(Collection entries)
>>>

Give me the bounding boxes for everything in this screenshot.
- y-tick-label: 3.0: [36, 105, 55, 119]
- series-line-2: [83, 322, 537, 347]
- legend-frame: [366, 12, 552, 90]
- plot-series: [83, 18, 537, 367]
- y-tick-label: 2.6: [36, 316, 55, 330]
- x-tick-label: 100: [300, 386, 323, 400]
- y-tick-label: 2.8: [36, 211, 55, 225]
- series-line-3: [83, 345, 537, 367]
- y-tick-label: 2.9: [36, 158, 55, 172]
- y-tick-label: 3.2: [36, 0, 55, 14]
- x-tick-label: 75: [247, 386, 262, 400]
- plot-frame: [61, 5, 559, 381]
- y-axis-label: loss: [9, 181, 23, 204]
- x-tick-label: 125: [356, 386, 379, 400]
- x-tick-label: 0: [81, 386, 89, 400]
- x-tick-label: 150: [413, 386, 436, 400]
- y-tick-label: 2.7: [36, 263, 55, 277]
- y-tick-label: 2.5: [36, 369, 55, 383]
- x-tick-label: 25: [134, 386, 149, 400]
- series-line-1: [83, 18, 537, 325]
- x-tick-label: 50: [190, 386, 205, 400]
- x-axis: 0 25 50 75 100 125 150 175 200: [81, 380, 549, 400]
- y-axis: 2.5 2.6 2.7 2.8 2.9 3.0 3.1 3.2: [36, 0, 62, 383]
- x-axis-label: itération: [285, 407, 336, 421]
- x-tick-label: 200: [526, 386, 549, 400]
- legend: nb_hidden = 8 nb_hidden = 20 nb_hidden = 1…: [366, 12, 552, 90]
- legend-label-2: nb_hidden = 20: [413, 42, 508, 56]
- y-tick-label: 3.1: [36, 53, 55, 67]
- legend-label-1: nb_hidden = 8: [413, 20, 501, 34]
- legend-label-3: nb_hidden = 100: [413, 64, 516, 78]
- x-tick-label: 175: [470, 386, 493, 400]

<<<

• _Prompt_
Put every line of the rows above into a JSON list of strings, one string per line, with blank lines left out.

• _Solved exercise_
[
  "Give me the bounding boxes for everything in this screenshot.",
  "- y-tick-label: 3.0: [36, 105, 55, 119]",
  "- series-line-2: [83, 322, 537, 347]",
  "- legend-frame: [366, 12, 552, 90]",
  "- plot-series: [83, 18, 537, 367]",
  "- y-tick-label: 2.6: [36, 316, 55, 330]",
  "- x-tick-label: 100: [300, 386, 323, 400]",
  "- y-tick-label: 2.8: [36, 211, 55, 225]",
  "- series-line-3: [83, 345, 537, 367]",
  "- y-tick-label: 2.9: [36, 158, 55, 172]",
  "- y-tick-label: 3.2: [36, 0, 55, 14]",
  "- x-tick-label: 75: [247, 386, 262, 400]",
  "- plot-frame: [61, 5, 559, 381]",
  "- y-axis-label: loss: [9, 181, 23, 204]",
  "- x-tick-label: 125: [356, 386, 379, 400]",
  "- x-tick-label: 0: [81, 386, 89, 400]",
  "- x-tick-label: 150: [413, 386, 436, 400]",
  "- y-tick-label: 2.7: [36, 263, 55, 277]",
  "- y-tick-label: 2.5: [36, 369, 55, 383]",
  "- x-tick-label: 25: [134, 386, 149, 400]",
  "- series-line-1: [83, 18, 537, 325]",
  "- x-tick-label: 50: [190, 386, 205, 400]",
  "- x-axis: 0 25 50 75 100 125 150 175 200: [81, 380, 549, 400]",
  "- y-axis: 2.5 2.6 2.7 2.8 2.9 3.0 3.1 3.2: [36, 0, 62, 383]",
  "- x-axis-label: itération: [285, 407, 336, 421]",
  "- x-tick-label: 200: [526, 386, 549, 400]",
  "- legend: nb_hidden = 8 nb_hidden = 20 nb_hidden = 1…: [366, 12, 552, 90]",
  "- legend-label-2: nb_hidden = 20: [413, 42, 508, 56]",
  "- y-tick-label: 3.1: [36, 53, 55, 67]",
  "- legend-label-1: nb_hidden = 8: [413, 20, 501, 34]",
  "- legend-label-3: nb_hidden = 100: [413, 64, 516, 78]",
  "- x-tick-label: 175: [470, 386, 493, 400]"
]